Problem requirements — Every line of the entries below that mentions "versuche" is to be copied out.
BEGIN Records supplied
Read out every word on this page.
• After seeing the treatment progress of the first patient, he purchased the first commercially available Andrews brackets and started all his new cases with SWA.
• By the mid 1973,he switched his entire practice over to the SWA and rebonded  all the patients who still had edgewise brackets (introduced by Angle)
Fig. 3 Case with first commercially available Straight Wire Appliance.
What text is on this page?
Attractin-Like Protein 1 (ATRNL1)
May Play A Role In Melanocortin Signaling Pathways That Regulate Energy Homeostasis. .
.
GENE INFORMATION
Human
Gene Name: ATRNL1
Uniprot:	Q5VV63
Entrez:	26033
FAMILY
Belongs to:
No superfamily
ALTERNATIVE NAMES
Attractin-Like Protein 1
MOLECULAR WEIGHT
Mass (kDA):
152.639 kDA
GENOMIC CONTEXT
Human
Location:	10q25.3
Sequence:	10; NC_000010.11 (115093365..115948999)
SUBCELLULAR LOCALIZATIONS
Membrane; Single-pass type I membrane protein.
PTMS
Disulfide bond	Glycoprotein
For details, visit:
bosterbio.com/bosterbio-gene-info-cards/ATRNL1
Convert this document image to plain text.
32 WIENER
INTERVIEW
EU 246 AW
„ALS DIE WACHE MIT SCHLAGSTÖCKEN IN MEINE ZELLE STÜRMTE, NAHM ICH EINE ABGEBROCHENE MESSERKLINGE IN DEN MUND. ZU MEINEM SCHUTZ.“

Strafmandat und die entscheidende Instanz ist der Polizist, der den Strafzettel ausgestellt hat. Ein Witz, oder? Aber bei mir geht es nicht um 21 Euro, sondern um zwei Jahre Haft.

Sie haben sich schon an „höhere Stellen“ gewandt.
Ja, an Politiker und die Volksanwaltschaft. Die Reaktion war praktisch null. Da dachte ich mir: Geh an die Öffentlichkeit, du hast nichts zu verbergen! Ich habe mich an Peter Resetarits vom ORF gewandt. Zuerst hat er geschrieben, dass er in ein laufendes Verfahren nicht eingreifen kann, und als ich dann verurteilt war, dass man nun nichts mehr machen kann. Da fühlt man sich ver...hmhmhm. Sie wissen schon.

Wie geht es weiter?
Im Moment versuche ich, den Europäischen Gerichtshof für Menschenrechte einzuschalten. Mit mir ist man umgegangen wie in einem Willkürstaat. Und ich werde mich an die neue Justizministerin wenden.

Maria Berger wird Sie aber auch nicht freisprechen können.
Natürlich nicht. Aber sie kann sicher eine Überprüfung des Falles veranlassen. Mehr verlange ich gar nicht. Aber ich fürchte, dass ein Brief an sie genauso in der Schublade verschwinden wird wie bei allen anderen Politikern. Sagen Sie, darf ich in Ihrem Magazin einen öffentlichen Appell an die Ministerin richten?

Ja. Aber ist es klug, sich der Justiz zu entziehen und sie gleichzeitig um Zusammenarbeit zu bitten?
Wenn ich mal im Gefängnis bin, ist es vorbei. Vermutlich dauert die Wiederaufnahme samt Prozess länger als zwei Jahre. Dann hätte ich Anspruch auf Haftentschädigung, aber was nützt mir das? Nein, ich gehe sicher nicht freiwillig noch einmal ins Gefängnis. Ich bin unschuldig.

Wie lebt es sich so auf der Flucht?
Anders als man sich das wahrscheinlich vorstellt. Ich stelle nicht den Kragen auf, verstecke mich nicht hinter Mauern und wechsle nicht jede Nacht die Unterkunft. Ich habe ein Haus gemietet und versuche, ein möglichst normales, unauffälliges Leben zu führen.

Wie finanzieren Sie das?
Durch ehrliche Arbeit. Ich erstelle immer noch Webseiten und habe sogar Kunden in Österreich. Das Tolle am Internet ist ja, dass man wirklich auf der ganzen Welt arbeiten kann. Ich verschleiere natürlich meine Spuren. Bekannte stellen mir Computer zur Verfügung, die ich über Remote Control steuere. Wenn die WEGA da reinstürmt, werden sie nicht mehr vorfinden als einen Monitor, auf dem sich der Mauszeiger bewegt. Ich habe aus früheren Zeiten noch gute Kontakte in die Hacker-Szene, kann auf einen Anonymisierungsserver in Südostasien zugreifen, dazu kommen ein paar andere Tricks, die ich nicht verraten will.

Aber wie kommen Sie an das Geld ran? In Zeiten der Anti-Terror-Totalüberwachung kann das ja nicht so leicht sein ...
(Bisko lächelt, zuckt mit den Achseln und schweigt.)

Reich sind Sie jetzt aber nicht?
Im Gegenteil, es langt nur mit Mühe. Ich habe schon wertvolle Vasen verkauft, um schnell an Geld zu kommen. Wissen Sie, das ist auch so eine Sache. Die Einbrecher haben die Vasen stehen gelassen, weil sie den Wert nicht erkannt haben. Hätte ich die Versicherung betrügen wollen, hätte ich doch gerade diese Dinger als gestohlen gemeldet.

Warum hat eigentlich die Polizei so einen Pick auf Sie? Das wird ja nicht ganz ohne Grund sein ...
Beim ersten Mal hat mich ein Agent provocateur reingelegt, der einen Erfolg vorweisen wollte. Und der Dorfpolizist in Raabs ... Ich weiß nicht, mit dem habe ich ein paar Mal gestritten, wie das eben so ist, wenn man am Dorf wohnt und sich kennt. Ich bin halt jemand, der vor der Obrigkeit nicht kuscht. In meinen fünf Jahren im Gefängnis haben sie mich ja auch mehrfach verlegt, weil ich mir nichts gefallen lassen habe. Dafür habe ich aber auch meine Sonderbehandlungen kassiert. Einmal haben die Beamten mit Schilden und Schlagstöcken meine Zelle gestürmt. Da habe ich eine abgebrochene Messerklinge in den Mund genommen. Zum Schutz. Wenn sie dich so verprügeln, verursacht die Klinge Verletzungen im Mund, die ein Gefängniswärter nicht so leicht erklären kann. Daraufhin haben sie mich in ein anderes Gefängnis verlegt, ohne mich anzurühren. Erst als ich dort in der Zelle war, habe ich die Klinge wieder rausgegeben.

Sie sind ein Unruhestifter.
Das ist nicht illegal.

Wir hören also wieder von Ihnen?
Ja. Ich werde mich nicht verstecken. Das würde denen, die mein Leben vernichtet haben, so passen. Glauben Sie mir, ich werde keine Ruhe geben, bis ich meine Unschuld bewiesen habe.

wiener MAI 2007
END Records supplied
Output for this exercise —
Im Moment versuche ich, den Europäischen Gerichtshof für Menschenrechte einzuschalten. Mit mir ist man umgegangen wie in einem Willkürstaat. Und ich werde mich an die neue Justizministerin wenden.
Anders als man sich das wahrscheinlich vorstellt. Ich stelle nicht den Kragen auf, verstecke mich nicht hinter Mauern und wechsle nicht jede Nacht die Unterkunft. Ich habe ein Haus gemietet und versuche, ein möglichst normales, unauffälliges Leben zu führen.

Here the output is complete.